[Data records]
──────────────────────────────

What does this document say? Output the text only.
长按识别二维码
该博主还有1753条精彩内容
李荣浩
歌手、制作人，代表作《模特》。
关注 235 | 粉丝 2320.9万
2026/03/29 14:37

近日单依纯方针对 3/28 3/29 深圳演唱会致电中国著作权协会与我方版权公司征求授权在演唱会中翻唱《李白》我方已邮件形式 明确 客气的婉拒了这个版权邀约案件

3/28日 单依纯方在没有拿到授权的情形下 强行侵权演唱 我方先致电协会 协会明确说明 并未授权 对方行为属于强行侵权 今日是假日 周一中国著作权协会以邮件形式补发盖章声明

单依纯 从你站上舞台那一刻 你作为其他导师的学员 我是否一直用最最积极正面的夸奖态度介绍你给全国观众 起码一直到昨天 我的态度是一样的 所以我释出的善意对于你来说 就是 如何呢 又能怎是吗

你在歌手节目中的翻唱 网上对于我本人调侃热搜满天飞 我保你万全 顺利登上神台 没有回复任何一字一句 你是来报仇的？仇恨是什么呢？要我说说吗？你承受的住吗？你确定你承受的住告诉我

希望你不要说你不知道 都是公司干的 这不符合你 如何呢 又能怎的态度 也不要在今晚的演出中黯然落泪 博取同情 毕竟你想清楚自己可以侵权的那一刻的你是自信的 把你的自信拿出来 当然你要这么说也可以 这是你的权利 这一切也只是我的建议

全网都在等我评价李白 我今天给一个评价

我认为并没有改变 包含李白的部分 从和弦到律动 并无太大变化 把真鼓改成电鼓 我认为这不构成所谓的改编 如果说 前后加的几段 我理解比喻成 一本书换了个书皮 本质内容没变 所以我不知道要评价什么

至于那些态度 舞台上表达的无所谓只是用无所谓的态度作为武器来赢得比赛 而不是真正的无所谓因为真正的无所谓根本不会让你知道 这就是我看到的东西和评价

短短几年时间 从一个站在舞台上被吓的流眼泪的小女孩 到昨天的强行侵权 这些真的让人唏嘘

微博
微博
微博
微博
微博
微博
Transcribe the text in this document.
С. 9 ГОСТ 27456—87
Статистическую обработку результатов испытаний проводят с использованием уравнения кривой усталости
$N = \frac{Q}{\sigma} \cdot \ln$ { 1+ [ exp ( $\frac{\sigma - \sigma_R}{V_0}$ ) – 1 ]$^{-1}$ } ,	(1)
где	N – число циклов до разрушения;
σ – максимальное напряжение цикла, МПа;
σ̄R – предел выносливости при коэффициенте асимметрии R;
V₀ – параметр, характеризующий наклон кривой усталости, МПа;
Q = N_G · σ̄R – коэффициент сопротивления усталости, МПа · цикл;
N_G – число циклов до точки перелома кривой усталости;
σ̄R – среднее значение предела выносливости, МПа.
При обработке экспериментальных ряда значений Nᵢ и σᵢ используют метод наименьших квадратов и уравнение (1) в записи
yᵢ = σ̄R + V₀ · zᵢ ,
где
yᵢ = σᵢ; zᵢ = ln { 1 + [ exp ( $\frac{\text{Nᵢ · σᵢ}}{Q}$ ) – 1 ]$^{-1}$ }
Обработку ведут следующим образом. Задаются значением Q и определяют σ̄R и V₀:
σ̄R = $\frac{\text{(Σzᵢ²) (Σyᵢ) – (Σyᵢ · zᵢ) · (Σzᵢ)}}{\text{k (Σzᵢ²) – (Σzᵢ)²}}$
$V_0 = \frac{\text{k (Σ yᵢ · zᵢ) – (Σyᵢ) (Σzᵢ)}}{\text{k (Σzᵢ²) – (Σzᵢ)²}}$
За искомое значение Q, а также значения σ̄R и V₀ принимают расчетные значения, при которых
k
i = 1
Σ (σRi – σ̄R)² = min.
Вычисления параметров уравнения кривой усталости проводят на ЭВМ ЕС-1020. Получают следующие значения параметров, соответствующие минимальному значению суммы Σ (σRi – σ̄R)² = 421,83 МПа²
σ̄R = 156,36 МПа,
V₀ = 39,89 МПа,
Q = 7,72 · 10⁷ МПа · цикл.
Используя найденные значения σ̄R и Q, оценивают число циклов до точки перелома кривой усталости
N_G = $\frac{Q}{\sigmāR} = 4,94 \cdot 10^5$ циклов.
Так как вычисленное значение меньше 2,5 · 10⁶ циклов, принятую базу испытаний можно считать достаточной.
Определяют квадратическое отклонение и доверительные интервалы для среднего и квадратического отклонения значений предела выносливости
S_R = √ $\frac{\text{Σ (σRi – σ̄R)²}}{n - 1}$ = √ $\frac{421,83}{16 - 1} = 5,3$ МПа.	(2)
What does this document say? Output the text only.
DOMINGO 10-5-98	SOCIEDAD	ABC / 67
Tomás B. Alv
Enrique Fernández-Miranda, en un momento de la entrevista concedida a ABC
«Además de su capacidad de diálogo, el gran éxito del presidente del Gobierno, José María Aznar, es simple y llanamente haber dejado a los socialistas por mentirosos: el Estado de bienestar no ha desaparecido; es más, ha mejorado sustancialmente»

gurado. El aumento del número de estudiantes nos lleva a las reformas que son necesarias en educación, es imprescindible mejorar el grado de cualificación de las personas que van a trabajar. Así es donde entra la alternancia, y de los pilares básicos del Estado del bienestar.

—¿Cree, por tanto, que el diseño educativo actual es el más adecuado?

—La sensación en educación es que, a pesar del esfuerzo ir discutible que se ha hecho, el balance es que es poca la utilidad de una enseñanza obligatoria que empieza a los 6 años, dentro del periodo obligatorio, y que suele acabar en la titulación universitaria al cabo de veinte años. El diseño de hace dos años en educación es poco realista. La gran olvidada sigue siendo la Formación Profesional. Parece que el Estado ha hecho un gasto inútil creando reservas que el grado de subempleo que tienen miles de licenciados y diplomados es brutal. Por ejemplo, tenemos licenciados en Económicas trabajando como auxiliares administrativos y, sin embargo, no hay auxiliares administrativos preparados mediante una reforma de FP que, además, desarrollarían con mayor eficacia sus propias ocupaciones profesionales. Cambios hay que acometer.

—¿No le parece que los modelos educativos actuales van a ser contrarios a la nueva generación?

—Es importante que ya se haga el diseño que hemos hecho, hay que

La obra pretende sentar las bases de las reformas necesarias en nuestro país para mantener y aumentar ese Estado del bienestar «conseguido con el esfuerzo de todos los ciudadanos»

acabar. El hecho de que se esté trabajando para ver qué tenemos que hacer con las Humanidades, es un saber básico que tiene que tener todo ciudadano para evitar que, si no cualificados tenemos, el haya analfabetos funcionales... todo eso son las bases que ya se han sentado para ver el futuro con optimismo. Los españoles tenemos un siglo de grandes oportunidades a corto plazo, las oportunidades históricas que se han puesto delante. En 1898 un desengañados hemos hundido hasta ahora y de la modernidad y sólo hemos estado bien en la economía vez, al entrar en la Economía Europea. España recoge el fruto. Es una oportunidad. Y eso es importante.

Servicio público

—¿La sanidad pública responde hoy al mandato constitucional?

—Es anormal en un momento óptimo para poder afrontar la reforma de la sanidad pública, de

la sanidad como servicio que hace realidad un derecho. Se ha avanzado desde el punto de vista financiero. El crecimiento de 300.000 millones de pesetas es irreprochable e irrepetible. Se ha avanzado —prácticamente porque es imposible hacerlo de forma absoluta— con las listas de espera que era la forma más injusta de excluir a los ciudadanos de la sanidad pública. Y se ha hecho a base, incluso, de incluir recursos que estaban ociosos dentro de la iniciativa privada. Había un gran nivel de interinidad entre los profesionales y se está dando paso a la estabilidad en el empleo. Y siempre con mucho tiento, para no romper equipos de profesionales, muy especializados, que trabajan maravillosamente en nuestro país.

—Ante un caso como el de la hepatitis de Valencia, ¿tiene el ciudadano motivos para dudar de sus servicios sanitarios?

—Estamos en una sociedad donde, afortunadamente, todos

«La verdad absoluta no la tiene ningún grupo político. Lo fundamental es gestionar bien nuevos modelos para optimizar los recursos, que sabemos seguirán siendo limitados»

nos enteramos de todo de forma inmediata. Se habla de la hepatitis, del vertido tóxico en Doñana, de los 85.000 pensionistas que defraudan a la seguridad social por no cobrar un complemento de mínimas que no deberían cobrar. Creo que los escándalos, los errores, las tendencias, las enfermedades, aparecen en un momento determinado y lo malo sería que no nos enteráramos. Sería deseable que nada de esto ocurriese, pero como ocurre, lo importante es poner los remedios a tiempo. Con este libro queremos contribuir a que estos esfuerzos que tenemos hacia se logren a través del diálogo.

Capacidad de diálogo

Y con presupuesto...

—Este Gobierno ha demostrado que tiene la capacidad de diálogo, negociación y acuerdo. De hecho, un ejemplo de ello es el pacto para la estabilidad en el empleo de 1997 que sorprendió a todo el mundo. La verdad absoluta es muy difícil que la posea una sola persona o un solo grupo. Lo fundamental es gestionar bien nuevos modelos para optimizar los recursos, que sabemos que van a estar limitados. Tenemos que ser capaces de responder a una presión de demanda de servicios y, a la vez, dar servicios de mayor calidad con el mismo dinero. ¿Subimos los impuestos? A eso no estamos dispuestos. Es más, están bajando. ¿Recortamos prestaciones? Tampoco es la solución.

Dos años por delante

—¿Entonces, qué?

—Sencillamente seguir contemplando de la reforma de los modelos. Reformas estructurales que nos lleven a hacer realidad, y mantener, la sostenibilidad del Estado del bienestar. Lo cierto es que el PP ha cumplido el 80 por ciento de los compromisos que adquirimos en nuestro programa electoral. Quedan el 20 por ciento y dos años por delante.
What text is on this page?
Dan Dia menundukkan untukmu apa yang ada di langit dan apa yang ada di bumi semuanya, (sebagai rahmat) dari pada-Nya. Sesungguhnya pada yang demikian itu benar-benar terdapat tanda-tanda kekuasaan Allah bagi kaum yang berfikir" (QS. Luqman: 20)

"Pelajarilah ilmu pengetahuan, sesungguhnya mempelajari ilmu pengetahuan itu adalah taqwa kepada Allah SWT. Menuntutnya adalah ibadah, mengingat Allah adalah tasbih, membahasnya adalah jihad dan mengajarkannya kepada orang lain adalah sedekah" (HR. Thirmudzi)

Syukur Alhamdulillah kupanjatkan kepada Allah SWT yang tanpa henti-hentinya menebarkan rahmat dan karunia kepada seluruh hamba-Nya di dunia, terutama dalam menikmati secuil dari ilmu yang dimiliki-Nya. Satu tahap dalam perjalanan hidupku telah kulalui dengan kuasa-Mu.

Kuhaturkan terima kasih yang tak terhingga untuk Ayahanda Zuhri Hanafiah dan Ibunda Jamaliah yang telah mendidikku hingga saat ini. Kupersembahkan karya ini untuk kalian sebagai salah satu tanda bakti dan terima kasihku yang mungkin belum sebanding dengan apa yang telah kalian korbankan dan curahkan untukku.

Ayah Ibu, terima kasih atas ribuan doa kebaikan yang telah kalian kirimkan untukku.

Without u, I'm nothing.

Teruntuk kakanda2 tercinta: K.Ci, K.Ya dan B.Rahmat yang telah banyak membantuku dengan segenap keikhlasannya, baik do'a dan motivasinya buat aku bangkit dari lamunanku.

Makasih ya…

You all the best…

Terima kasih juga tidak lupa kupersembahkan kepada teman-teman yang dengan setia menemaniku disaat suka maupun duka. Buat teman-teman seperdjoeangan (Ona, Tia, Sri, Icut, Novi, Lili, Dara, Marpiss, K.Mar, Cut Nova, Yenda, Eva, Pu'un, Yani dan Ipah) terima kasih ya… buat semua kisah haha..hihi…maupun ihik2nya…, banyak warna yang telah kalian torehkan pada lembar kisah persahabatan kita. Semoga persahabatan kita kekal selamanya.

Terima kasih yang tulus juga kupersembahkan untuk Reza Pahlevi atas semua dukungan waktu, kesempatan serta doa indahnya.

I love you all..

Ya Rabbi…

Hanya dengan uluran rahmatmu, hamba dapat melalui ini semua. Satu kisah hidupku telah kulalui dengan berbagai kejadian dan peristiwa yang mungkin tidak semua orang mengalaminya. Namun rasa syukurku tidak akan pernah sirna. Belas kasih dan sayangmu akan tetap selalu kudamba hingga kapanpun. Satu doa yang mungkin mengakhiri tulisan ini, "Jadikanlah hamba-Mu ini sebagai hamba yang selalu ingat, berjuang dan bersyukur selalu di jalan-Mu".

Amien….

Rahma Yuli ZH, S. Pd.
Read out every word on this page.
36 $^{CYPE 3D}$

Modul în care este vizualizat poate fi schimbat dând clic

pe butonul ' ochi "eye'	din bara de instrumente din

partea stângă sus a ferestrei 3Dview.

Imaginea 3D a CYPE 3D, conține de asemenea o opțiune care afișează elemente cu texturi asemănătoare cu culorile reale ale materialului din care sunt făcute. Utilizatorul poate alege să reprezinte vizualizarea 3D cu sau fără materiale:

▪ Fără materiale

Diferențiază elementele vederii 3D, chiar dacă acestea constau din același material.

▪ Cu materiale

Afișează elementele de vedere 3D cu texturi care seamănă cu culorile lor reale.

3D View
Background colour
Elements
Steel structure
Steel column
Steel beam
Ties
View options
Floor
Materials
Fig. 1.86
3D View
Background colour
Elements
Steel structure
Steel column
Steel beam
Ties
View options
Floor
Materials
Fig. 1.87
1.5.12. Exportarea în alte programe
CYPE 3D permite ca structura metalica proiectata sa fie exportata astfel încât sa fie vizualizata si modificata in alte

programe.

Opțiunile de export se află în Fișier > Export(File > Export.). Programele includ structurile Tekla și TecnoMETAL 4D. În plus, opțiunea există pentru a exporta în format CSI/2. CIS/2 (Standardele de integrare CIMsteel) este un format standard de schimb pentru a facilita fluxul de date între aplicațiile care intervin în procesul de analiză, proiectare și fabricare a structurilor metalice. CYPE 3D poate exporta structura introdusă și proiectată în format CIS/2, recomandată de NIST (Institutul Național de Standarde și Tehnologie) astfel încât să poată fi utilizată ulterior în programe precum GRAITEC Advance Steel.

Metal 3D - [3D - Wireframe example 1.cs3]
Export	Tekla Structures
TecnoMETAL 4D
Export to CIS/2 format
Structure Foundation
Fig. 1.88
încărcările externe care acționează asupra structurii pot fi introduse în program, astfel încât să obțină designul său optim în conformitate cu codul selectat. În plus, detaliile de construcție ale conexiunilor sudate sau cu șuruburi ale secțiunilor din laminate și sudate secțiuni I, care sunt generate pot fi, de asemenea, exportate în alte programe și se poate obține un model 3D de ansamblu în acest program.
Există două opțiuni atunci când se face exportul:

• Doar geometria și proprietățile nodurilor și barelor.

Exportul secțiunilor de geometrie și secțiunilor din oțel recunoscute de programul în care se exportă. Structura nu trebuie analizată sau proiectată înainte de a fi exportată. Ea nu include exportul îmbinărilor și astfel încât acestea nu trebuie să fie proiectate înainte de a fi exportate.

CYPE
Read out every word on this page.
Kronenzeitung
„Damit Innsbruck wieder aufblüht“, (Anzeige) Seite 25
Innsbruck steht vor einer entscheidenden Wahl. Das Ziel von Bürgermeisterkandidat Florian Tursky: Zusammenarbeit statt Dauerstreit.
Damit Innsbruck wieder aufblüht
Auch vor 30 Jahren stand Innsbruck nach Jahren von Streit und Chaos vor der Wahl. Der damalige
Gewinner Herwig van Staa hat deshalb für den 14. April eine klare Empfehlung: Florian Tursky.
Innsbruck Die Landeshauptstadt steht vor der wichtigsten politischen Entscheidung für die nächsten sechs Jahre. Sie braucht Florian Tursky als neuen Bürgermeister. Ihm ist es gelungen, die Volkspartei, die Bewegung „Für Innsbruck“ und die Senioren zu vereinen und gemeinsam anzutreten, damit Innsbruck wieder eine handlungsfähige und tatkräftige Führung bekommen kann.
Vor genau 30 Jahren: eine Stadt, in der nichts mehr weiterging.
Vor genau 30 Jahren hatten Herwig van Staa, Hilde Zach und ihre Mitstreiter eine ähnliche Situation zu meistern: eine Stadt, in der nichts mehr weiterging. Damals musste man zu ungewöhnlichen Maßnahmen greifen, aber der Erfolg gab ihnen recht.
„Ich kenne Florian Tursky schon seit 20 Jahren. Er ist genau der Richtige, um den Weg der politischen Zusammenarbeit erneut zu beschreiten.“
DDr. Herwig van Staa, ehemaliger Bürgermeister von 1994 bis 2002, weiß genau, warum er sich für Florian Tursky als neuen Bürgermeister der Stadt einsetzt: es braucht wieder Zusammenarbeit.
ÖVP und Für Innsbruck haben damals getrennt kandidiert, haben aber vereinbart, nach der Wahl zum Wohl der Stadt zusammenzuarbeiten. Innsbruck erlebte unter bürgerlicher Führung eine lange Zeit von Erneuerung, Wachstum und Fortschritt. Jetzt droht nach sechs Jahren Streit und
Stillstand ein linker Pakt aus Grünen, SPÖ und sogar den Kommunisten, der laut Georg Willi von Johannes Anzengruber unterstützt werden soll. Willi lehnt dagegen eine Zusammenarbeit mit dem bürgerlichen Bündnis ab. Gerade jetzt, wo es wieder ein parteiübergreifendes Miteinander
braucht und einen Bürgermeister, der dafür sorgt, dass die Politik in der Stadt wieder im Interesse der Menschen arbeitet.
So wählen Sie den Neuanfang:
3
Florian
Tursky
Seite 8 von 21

──────────────────────────────

* **PROBLEM STATEMENT**: Copy all lines from the entries that contain the word "предела".

* **OUTPUT BELOW**:
σ̄R – среднее значение предела выносливости, МПа.
Определяют квадратическое отклонение и доверительные интервалы для среднего и квадратического отклонения значений предела выносливости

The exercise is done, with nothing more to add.